** start of Task inputs **

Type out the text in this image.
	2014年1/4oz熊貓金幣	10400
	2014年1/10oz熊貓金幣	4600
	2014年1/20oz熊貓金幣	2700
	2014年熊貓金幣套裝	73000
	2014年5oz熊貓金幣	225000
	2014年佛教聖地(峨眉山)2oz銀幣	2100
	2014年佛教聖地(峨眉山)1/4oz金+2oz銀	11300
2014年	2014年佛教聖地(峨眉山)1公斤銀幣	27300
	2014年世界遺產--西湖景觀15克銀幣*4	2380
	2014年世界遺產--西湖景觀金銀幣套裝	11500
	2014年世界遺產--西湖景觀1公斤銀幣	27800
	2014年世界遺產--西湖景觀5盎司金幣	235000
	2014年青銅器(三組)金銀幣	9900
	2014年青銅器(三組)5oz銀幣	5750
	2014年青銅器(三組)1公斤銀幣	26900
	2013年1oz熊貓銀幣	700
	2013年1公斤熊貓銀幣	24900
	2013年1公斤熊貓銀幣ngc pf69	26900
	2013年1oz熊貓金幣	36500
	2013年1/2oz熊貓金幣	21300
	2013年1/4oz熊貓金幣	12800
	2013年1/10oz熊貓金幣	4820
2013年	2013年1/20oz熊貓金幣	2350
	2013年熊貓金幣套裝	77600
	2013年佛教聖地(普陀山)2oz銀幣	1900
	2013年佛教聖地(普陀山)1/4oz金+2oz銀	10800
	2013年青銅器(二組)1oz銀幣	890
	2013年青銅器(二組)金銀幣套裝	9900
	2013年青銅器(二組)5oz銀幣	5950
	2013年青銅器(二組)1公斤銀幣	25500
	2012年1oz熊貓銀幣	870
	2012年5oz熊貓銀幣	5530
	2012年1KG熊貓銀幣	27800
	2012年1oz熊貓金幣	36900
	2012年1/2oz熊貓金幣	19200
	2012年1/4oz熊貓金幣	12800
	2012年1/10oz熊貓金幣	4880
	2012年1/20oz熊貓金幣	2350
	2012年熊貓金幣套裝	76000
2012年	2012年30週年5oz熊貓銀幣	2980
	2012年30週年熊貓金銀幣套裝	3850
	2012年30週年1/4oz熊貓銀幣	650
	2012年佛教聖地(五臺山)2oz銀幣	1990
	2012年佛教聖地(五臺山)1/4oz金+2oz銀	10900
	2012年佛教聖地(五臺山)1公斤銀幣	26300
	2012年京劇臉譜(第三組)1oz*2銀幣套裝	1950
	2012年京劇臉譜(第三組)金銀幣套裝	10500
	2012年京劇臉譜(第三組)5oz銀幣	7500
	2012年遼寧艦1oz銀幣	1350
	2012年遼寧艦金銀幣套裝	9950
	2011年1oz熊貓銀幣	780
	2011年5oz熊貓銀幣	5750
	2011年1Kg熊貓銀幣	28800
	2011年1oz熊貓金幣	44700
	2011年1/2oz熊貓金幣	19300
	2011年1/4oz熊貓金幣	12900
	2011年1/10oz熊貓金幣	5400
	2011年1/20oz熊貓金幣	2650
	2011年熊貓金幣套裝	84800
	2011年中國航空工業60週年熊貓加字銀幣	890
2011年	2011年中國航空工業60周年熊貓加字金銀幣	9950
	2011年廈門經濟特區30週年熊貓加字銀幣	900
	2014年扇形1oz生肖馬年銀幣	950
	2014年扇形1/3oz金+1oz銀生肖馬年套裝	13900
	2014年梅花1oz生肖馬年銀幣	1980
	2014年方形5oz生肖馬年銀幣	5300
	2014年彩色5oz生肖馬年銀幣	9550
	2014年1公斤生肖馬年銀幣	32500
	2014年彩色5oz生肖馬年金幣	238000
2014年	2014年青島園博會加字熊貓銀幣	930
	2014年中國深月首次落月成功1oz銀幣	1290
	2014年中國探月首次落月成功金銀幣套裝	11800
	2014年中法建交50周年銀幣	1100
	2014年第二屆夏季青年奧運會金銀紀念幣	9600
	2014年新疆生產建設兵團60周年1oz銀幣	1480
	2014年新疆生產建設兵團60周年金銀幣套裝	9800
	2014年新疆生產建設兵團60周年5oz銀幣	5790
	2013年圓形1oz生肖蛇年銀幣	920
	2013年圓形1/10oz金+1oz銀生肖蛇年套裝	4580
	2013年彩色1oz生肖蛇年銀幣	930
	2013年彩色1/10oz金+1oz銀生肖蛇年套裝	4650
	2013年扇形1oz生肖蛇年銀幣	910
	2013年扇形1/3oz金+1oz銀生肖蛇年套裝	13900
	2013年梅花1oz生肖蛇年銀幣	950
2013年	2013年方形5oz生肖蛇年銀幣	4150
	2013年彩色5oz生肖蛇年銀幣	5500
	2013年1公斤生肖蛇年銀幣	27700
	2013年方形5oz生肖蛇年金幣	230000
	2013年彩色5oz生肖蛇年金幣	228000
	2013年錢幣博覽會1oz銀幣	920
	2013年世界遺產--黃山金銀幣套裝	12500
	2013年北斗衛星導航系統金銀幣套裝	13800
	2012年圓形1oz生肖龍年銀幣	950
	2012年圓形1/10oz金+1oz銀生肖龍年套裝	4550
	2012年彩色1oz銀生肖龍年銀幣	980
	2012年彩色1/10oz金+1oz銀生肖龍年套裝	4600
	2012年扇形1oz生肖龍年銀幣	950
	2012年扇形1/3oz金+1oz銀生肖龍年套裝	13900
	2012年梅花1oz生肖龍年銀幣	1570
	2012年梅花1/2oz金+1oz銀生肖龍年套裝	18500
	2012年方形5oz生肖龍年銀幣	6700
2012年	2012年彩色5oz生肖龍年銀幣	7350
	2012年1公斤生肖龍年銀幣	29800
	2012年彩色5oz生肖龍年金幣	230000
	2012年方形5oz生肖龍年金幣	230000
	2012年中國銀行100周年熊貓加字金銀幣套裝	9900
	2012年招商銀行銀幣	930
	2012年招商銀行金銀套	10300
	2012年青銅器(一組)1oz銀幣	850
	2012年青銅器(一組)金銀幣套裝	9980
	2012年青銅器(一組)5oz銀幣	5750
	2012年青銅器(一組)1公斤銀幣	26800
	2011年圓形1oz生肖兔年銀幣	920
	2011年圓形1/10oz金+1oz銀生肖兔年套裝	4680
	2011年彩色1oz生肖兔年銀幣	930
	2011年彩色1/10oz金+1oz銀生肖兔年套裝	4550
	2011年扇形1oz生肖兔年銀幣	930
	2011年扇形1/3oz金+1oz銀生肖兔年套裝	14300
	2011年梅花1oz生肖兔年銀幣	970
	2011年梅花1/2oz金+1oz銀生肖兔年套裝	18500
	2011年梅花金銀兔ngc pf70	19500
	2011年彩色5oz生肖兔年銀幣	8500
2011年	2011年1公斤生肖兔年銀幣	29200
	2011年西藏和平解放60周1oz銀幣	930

** end of Task inputs **

* _Task prompt_
Exactly as written, please output every entry.

* _Reply_
Type out the text in this image.
	2014年1/4oz熊貓金幣	10400
	2014年1/10oz熊貓金幣	4600
	2014年1/20oz熊貓金幣	2700
	2014年熊貓金幣套裝	73000
	2014年5oz熊貓金幣	225000
	2014年佛教聖地(峨眉山)2oz銀幣	2100
	2014年佛教聖地(峨眉山)1/4oz金+2oz銀	11300
2014年	2014年佛教聖地(峨眉山)1公斤銀幣	27300
	2014年世界遺產--西湖景觀15克銀幣*4	2380
	2014年世界遺產--西湖景觀金銀幣套裝	11500
	2014年世界遺產--西湖景觀1公斤銀幣	27800
	2014年世界遺產--西湖景觀5盎司金幣	235000
	2014年青銅器(三組)金銀幣	9900
	2014年青銅器(三組)5oz銀幣	5750
	2014年青銅器(三組)1公斤銀幣	26900
	2013年1oz熊貓銀幣	700
	2013年1公斤熊貓銀幣	24900
	2013年1公斤熊貓銀幣ngc pf69	26900
	2013年1oz熊貓金幣	36500
	2013年1/2oz熊貓金幣	21300
	2013年1/4oz熊貓金幣	12800
	2013年1/10oz熊貓金幣	4820
2013年	2013年1/20oz熊貓金幣	2350
	2013年熊貓金幣套裝	77600
	2013年佛教聖地(普陀山)2oz銀幣	1900
	2013年佛教聖地(普陀山)1/4oz金+2oz銀	10800
	2013年青銅器(二組)1oz銀幣	890
	2013年青銅器(二組)金銀幣套裝	9900
	2013年青銅器(二組)5oz銀幣	5950
	2013年青銅器(二組)1公斤銀幣	25500
	2012年1oz熊貓銀幣	870
	2012年5oz熊貓銀幣	5530
	2012年1KG熊貓銀幣	27800
	2012年1oz熊貓金幣	36900
	2012年1/2oz熊貓金幣	19200
	2012年1/4oz熊貓金幣	12800
	2012年1/10oz熊貓金幣	4880
	2012年1/20oz熊貓金幣	2350
	2012年熊貓金幣套裝	76000
2012年	2012年30週年5oz熊貓銀幣	2980
	2012年30週年熊貓金銀幣套裝	3850
	2012年30週年1/4oz熊貓銀幣	650
	2012年佛教聖地(五臺山)2oz銀幣	1990
	2012年佛教聖地(五臺山)1/4oz金+2oz銀	10900
	2012年佛教聖地(五臺山)1公斤銀幣	26300
	2012年京劇臉譜(第三組)1oz*2銀幣套裝	1950
	2012年京劇臉譜(第三組)金銀幣套裝	10500
	2012年京劇臉譜(第三組)5oz銀幣	7500
	2012年遼寧艦1oz銀幣	1350
	2012年遼寧艦金銀幣套裝	9950
	2011年1oz熊貓銀幣	780
	2011年5oz熊貓銀幣	5750
	2011年1Kg熊貓銀幣	28800
	2011年1oz熊貓金幣	44700
	2011年1/2oz熊貓金幣	19300
	2011年1/4oz熊貓金幣	12900
	2011年1/10oz熊貓金幣	5400
	2011年1/20oz熊貓金幣	2650
	2011年熊貓金幣套裝	84800
	2011年中國航空工業60週年熊貓加字銀幣	890
2011年	2011年中國航空工業60周年熊貓加字金銀幣	9950
	2011年廈門經濟特區30週年熊貓加字銀幣	900
	2014年扇形1oz生肖馬年銀幣	950
	2014年扇形1/3oz金+1oz銀生肖馬年套裝	13900
	2014年梅花1oz生肖馬年銀幣	1980
	2014年方形5oz生肖馬年銀幣	5300
	2014年彩色5oz生肖馬年銀幣	9550
	2014年1公斤生肖馬年銀幣	32500
	2014年彩色5oz生肖馬年金幣	238000
2014年	2014年青島園博會加字熊貓銀幣	930
	2014年中國深月首次落月成功1oz銀幣	1290
	2014年中國探月首次落月成功金銀幣套裝	11800
	2014年中法建交50周年銀幣	1100
	2014年第二屆夏季青年奧運會金銀紀念幣	9600
	2014年新疆生產建設兵團60周年1oz銀幣	1480
	2014年新疆生產建設兵團60周年金銀幣套裝	9800
	2014年新疆生產建設兵團60周年5oz銀幣	5790
	2013年圓形1oz生肖蛇年銀幣	920
	2013年圓形1/10oz金+1oz銀生肖蛇年套裝	4580
	2013年彩色1oz生肖蛇年銀幣	930
	2013年彩色1/10oz金+1oz銀生肖蛇年套裝	4650
	2013年扇形1oz生肖蛇年銀幣	910
	2013年扇形1/3oz金+1oz銀生肖蛇年套裝	13900
	2013年梅花1oz生肖蛇年銀幣	950
2013年	2013年方形5oz生肖蛇年銀幣	4150
	2013年彩色5oz生肖蛇年銀幣	5500
	2013年1公斤生肖蛇年銀幣	27700
	2013年方形5oz生肖蛇年金幣	230000
	2013年彩色5oz生肖蛇年金幣	228000
	2013年錢幣博覽會1oz銀幣	920
	2013年世界遺產--黃山金銀幣套裝	12500
	2013年北斗衛星導航系統金銀幣套裝	13800
	2012年圓形1oz生肖龍年銀幣	950
	2012年圓形1/10oz金+1oz銀生肖龍年套裝	4550
	2012年彩色1oz銀生肖龍年銀幣	980
	2012年彩色1/10oz金+1oz銀生肖龍年套裝	4600
	2012年扇形1oz生肖龍年銀幣	950
	2012年扇形1/3oz金+1oz銀生肖龍年套裝	13900
	2012年梅花1oz生肖龍年銀幣	1570
	2012年梅花1/2oz金+1oz銀生肖龍年套裝	18500
	2012年方形5oz生肖龍年銀幣	6700
2012年	2012年彩色5oz生肖龍年銀幣	7350
	2012年1公斤生肖龍年銀幣	29800
	2012年彩色5oz生肖龍年金幣	230000
	2012年方形5oz生肖龍年金幣	230000
	2012年中國銀行100周年熊貓加字金銀幣套裝	9900
	2012年招商銀行銀幣	930
	2012年招商銀行金銀套	10300
	2012年青銅器(一組)1oz銀幣	850
	2012年青銅器(一組)金銀幣套裝	9980
	2012年青銅器(一組)5oz銀幣	5750
	2012年青銅器(一組)1公斤銀幣	26800
	2011年圓形1oz生肖兔年銀幣	920
	2011年圓形1/10oz金+1oz銀生肖兔年套裝	4680
	2011年彩色1oz生肖兔年銀幣	930
	2011年彩色1/10oz金+1oz銀生肖兔年套裝	4550
	2011年扇形1oz生肖兔年銀幣	930
	2011年扇形1/3oz金+1oz銀生肖兔年套裝	14300
	2011年梅花1oz生肖兔年銀幣	970
	2011年梅花1/2oz金+1oz銀生肖兔年套裝	18500
	2011年梅花金銀兔ngc pf70	19500
	2011年彩色5oz生肖兔年銀幣	8500
2011年	2011年1公斤生肖兔年銀幣	29200
	2011年西藏和平解放60周1oz銀幣	930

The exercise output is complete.